● **Objective**
Comb the records below for the string "denmilu" and copy each line where it turns up.

%%

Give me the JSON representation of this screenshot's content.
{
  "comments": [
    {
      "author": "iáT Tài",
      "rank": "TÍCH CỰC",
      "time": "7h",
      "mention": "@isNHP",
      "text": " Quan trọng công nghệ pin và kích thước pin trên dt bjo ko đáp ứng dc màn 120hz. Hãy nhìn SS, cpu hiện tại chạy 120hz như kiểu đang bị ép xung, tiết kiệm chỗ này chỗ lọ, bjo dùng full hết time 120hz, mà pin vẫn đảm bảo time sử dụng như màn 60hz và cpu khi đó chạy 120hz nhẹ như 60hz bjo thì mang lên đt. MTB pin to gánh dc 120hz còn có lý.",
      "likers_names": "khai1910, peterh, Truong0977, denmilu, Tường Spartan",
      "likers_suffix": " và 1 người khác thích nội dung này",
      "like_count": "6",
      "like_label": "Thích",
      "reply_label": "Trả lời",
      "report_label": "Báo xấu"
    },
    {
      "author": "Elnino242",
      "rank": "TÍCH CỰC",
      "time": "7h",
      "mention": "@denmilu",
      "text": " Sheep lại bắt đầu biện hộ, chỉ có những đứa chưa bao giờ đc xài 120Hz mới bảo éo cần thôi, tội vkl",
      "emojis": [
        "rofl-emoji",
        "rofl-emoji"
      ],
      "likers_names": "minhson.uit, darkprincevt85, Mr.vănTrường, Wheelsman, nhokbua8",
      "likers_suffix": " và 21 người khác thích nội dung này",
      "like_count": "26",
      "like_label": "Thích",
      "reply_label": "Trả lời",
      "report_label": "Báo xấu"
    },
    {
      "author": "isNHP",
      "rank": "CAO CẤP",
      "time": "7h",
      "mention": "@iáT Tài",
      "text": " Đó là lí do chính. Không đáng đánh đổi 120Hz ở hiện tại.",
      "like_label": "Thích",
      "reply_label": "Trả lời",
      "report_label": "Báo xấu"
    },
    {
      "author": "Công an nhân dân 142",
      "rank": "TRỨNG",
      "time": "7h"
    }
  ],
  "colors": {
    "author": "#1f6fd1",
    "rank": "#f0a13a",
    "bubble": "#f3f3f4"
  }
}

%%

● **Problem solution**
      "likers_names": "khai1910, peterh, Truong0977, denmilu, Tường Spartan",
      "mention": "@denmilu",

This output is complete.